• _Do this_: Return the material word for word. Do not include pictures.

Saved data entries:
-----
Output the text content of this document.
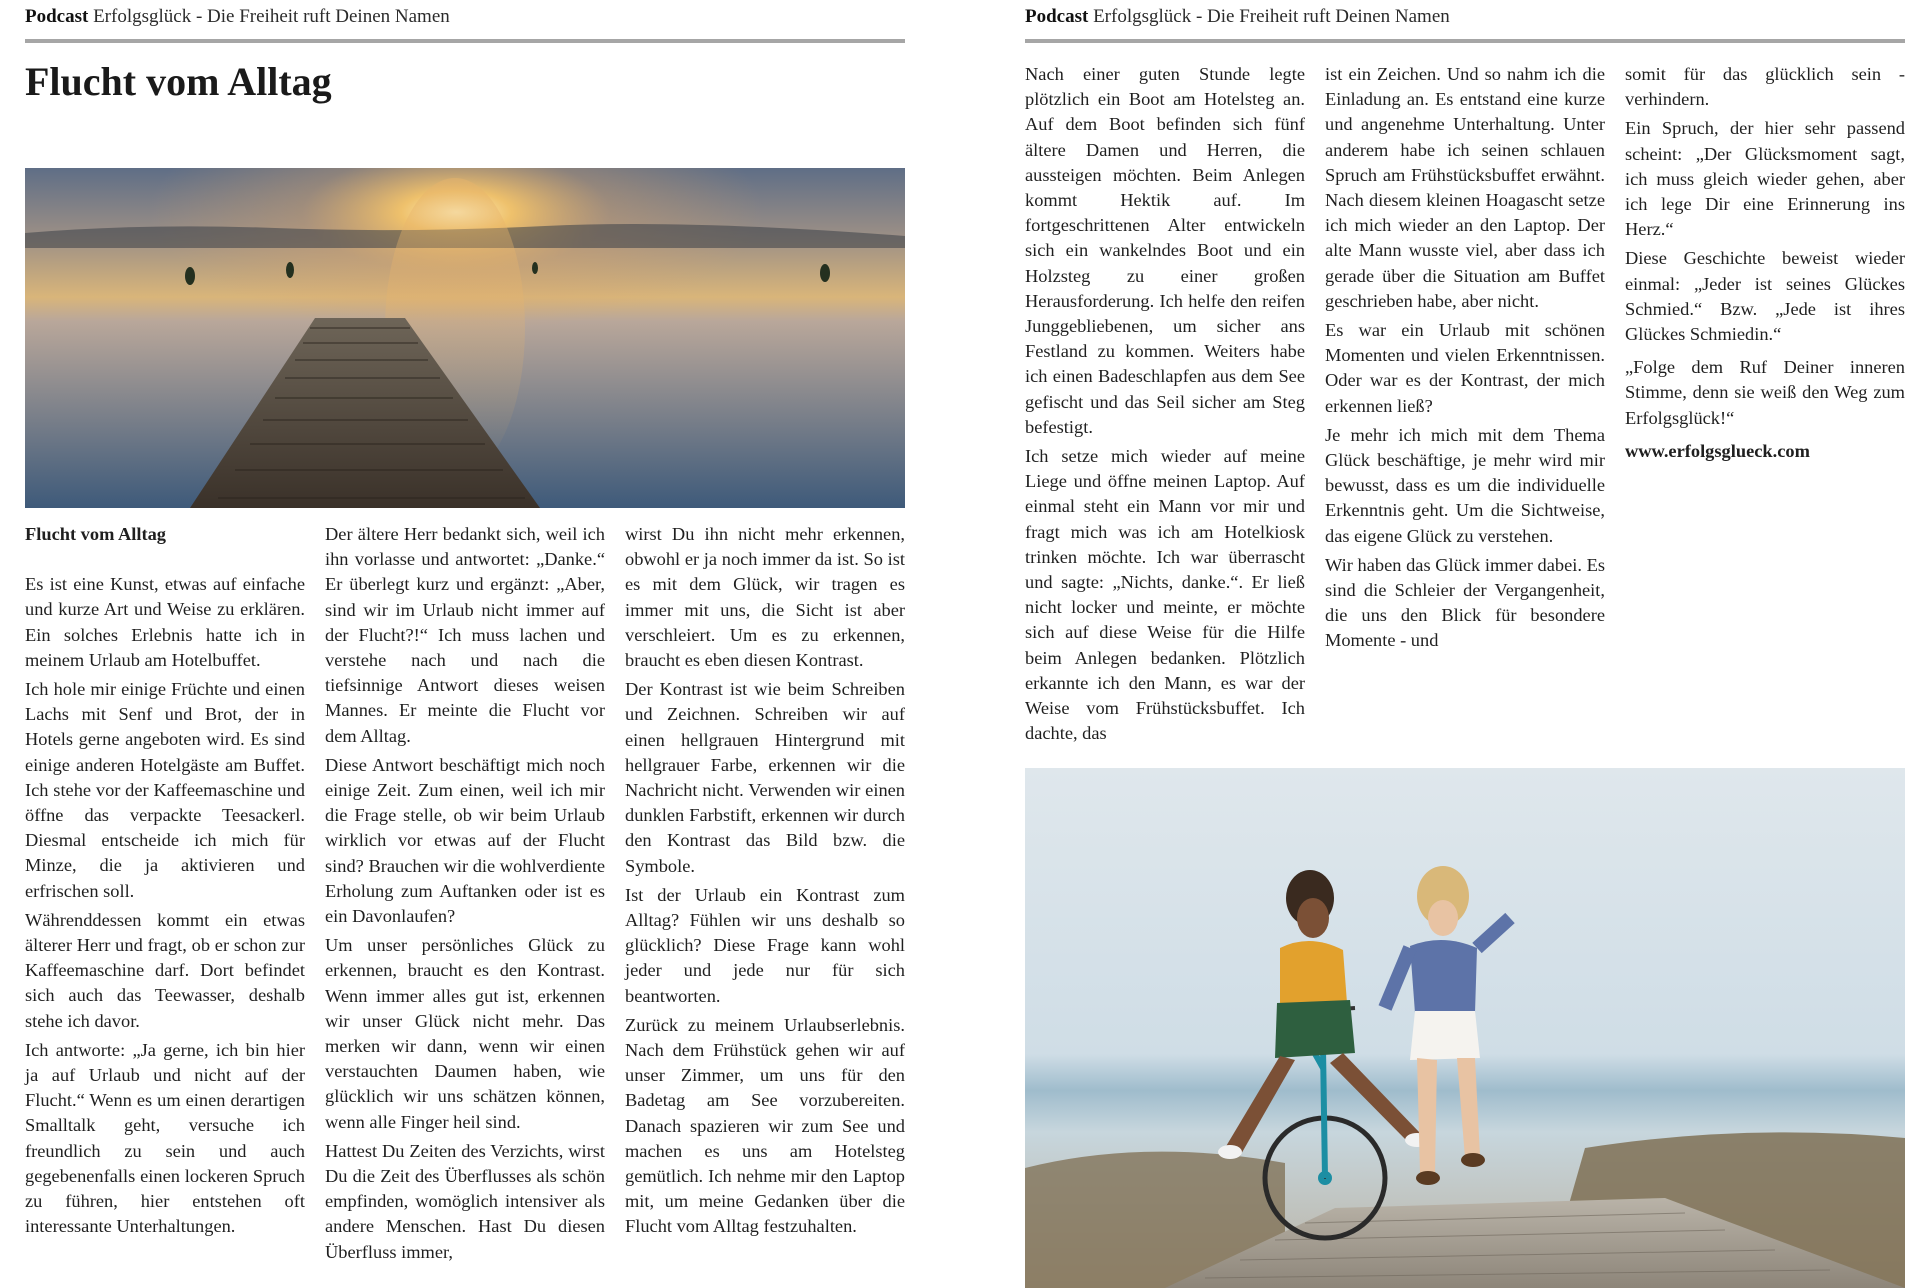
Podcast Erfolgsglück - Die Freiheit ruft Deinen Namen
Flucht vom Alltag

Flucht vom Alltag

Es ist eine Kunst, etwas auf einfache und kurze Art und Weise zu erklären. Ein solches Erlebnis hatte ich in meinem Urlaub am Hotelbuffet.

Ich hole mir einige Früchte und einen Lachs mit Senf und Brot, der in Hotels gerne angeboten wird. Es sind einige anderen Hotelgäste am Buffet. Ich stehe vor der Kaffeemaschine und öffne das verpackte Teesackerl. Diesmal entscheide ich mich für Minze, die ja aktivieren und erfrischen soll.

Währenddessen kommt ein etwas älterer Herr und fragt, ob er schon zur Kaffeemaschine darf. Dort befindet sich auch das Teewasser, deshalb stehe ich davor.

Ich antworte: „Ja gerne, ich bin hier ja auf Urlaub und nicht auf der Flucht.“ Wenn es um einen derartigen Smalltalk geht, versuche ich freundlich zu sein und auch gegebenenfalls einen lockeren Spruch zu führen, hier entstehen oft interessante Unterhaltungen.

Der ältere Herr bedankt sich, weil ich ihn vorlasse und antwortet: „Danke.“ Er überlegt kurz und ergänzt: „Aber, sind wir im Urlaub nicht immer auf der Flucht?!“ Ich muss lachen und verstehe nach und nach die tiefsinnige Antwort dieses weisen Mannes. Er meinte die Flucht vor dem Alltag.

Diese Antwort beschäftigt mich noch einige Zeit. Zum einen, weil ich mir die Frage stelle, ob wir beim Urlaub wirklich vor etwas auf der Flucht sind? Brauchen wir die wohlverdiente Erholung zum Auftanken oder ist es ein Davonlaufen?

Um unser persönliches Glück zu erkennen, braucht es den Kontrast. Wenn immer alles gut ist, erkennen wir unser Glück nicht mehr. Das merken wir dann, wenn wir einen verstauchten Daumen haben, wie glücklich wir uns schätzen können, wenn alle Finger heil sind.

Hattest Du Zeiten des Verzichts, wirst Du die Zeit des Überflusses als schön empfinden, womöglich intensiver als andere Menschen. Hast Du diesen Überfluss immer,

wirst Du ihn nicht mehr erkennen, obwohl er ja noch immer da ist. So ist es mit dem Glück, wir tragen es immer mit uns, die Sicht ist aber verschleiert. Um es zu erkennen, braucht es eben diesen Kontrast.

Der Kontrast ist wie beim Schreiben und Zeichnen. Schreiben wir auf einen hellgrauen Hintergrund mit hellgrauer Farbe, erkennen wir die Nachricht nicht. Verwenden wir einen dunklen Farbstift, erkennen wir durch den Kontrast das Bild bzw. die Symbole.

Ist der Urlaub ein Kontrast zum Alltag? Fühlen wir uns deshalb so glücklich? Diese Frage kann wohl jeder und jede nur für sich beantworten.

Zurück zu meinem Urlaubserlebnis. Nach dem Frühstück gehen wir auf unser Zimmer, um uns für den Badetag am See vorzubereiten. Danach spazieren wir zum See und machen es uns am Hotelsteg gemütlich. Ich nehme mir den Laptop mit, um meine Gedanken über die Flucht vom Alltag festzuhalten.

Podcast Erfolgsglück - Die Freiheit ruft Deinen Namen

Nach einer guten Stunde legte plötzlich ein Boot am Hotelsteg an. Auf dem Boot befinden sich fünf ältere Damen und Herren, die aussteigen möchten. Beim Anlegen kommt Hektik auf. Im fortgeschrittenen Alter entwickeln sich ein wankelndes Boot und ein Holzsteg zu einer großen Herausforderung. Ich helfe den reifen Junggebliebenen, um sicher ans Festland zu kommen. Weiters habe ich einen Badeschlapfen aus dem See gefischt und das Seil sicher am Steg befestigt.

Ich setze mich wieder auf meine Liege und öffne meinen Laptop. Auf einmal steht ein Mann vor mir und fragt mich was ich am Hotelkiosk trinken möchte. Ich war überrascht und sagte: „Nichts, danke.“. Er ließ nicht locker und meinte, er möchte sich auf diese Weise für die Hilfe beim Anlegen bedanken. Plötzlich erkannte ich den Mann, es war der Weise vom Frühstücksbuffet. Ich dachte, das

ist ein Zeichen. Und so nahm ich die Einladung an. Es entstand eine kurze und angenehme Unterhaltung. Unter anderem habe ich seinen schlauen Spruch am Frühstücksbuffet erwähnt. Nach diesem kleinen Hoagascht setze ich mich wieder an den Laptop. Der alte Mann wusste viel, aber dass ich gerade über die Situation am Buffet geschrieben habe, aber nicht.

Es war ein Urlaub mit schönen Momenten und vielen Erkenntnissen. Oder war es der Kontrast, der mich erkennen ließ?

Je mehr ich mich mit dem Thema Glück beschäftige, je mehr wird mir bewusst, dass es um die individuelle Erkenntnis geht. Um die Sichtweise, das eigene Glück zu verstehen.

Wir haben das Glück immer dabei. Es sind die Schleier der Vergangenheit, die uns den Blick für besondere Momente - und

somit für das glücklich sein - verhindern.

Ein Spruch, der hier sehr passend scheint: „Der Glücksmoment sagt, ich muss gleich wieder gehen, aber ich lege Dir eine Erinnerung ins Herz.“

Diese Geschichte beweist wieder einmal: „Jeder ist seines Glückes Schmied.“ Bzw. „Jede ist ihres Glückes Schmiedin.“

„Folge dem Ruf Deiner inneren Stimme, denn sie weiß den Weg zum Erfolgsglück!“

www.erfolgsglueck.com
-----
• _Response to this task_:
Output the text content of this document.
Podcast Erfolgsglück - Die Freiheit ruft Deinen Namen
Flucht vom Alltag

Flucht vom Alltag

Es ist eine Kunst, etwas auf einfache und kurze Art und Weise zu erklären. Ein solches Erlebnis hatte ich in meinem Urlaub am Hotelbuffet.

Ich hole mir einige Früchte und einen Lachs mit Senf und Brot, der in Hotels gerne angeboten wird. Es sind einige anderen Hotelgäste am Buffet. Ich stehe vor der Kaffeemaschine und öffne das verpackte Teesackerl. Diesmal entscheide ich mich für Minze, die ja aktivieren und erfrischen soll.

Währenddessen kommt ein etwas älterer Herr und fragt, ob er schon zur Kaffeemaschine darf. Dort befindet sich auch das Teewasser, deshalb stehe ich davor.

Ich antworte: „Ja gerne, ich bin hier ja auf Urlaub und nicht auf der Flucht.“ Wenn es um einen derartigen Smalltalk geht, versuche ich freundlich zu sein und auch gegebenenfalls einen lockeren Spruch zu führen, hier entstehen oft interessante Unterhaltungen.

Der ältere Herr bedankt sich, weil ich ihn vorlasse und antwortet: „Danke.“ Er überlegt kurz und ergänzt: „Aber, sind wir im Urlaub nicht immer auf der Flucht?!“ Ich muss lachen und verstehe nach und nach die tiefsinnige Antwort dieses weisen Mannes. Er meinte die Flucht vor dem Alltag.

Diese Antwort beschäftigt mich noch einige Zeit. Zum einen, weil ich mir die Frage stelle, ob wir beim Urlaub wirklich vor etwas auf der Flucht sind? Brauchen wir die wohlverdiente Erholung zum Auftanken oder ist es ein Davonlaufen?

Um unser persönliches Glück zu erkennen, braucht es den Kontrast. Wenn immer alles gut ist, erkennen wir unser Glück nicht mehr. Das merken wir dann, wenn wir einen verstauchten Daumen haben, wie glücklich wir uns schätzen können, wenn alle Finger heil sind.

Hattest Du Zeiten des Verzichts, wirst Du die Zeit des Überflusses als schön empfinden, womöglich intensiver als andere Menschen. Hast Du diesen Überfluss immer,

wirst Du ihn nicht mehr erkennen, obwohl er ja noch immer da ist. So ist es mit dem Glück, wir tragen es immer mit uns, die Sicht ist aber verschleiert. Um es zu erkennen, braucht es eben diesen Kontrast.

Der Kontrast ist wie beim Schreiben und Zeichnen. Schreiben wir auf einen hellgrauen Hintergrund mit hellgrauer Farbe, erkennen wir die Nachricht nicht. Verwenden wir einen dunklen Farbstift, erkennen wir durch den Kontrast das Bild bzw. die Symbole.

Ist der Urlaub ein Kontrast zum Alltag? Fühlen wir uns deshalb so glücklich? Diese Frage kann wohl jeder und jede nur für sich beantworten.

Zurück zu meinem Urlaubserlebnis. Nach dem Frühstück gehen wir auf unser Zimmer, um uns für den Badetag am See vorzubereiten. Danach spazieren wir zum See und machen es uns am Hotelsteg gemütlich. Ich nehme mir den Laptop mit, um meine Gedanken über die Flucht vom Alltag festzuhalten.

Podcast Erfolgsglück - Die Freiheit ruft Deinen Namen

Nach einer guten Stunde legte plötzlich ein Boot am Hotelsteg an. Auf dem Boot befinden sich fünf ältere Damen und Herren, die aussteigen möchten. Beim Anlegen kommt Hektik auf. Im fortgeschrittenen Alter entwickeln sich ein wankelndes Boot und ein Holzsteg zu einer großen Herausforderung. Ich helfe den reifen Junggebliebenen, um sicher ans Festland zu kommen. Weiters habe ich einen Badeschlapfen aus dem See gefischt und das Seil sicher am Steg befestigt.

Ich setze mich wieder auf meine Liege und öffne meinen Laptop. Auf einmal steht ein Mann vor mir und fragt mich was ich am Hotelkiosk trinken möchte. Ich war überrascht und sagte: „Nichts, danke.“. Er ließ nicht locker und meinte, er möchte sich auf diese Weise für die Hilfe beim Anlegen bedanken. Plötzlich erkannte ich den Mann, es war der Weise vom Frühstücksbuffet. Ich dachte, das

ist ein Zeichen. Und so nahm ich die Einladung an. Es entstand eine kurze und angenehme Unterhaltung. Unter anderem habe ich seinen schlauen Spruch am Frühstücksbuffet erwähnt. Nach diesem kleinen Hoagascht setze ich mich wieder an den Laptop. Der alte Mann wusste viel, aber dass ich gerade über die Situation am Buffet geschrieben habe, aber nicht.

Es war ein Urlaub mit schönen Momenten und vielen Erkenntnissen. Oder war es der Kontrast, der mich erkennen ließ?

Je mehr ich mich mit dem Thema Glück beschäftige, je mehr wird mir bewusst, dass es um die individuelle Erkenntnis geht. Um die Sichtweise, das eigene Glück zu verstehen.

Wir haben das Glück immer dabei. Es sind die Schleier der Vergangenheit, die uns den Blick für besondere Momente - und

somit für das glücklich sein - verhindern.

Ein Spruch, der hier sehr passend scheint: „Der Glücksmoment sagt, ich muss gleich wieder gehen, aber ich lege Dir eine Erinnerung ins Herz.“

Diese Geschichte beweist wieder einmal: „Jeder ist seines Glückes Schmied.“ Bzw. „Jede ist ihres Glückes Schmiedin.“

„Folge dem Ruf Deiner inneren Stimme, denn sie weiß den Weg zum Erfolgsglück!“

www.erfolgsglueck.com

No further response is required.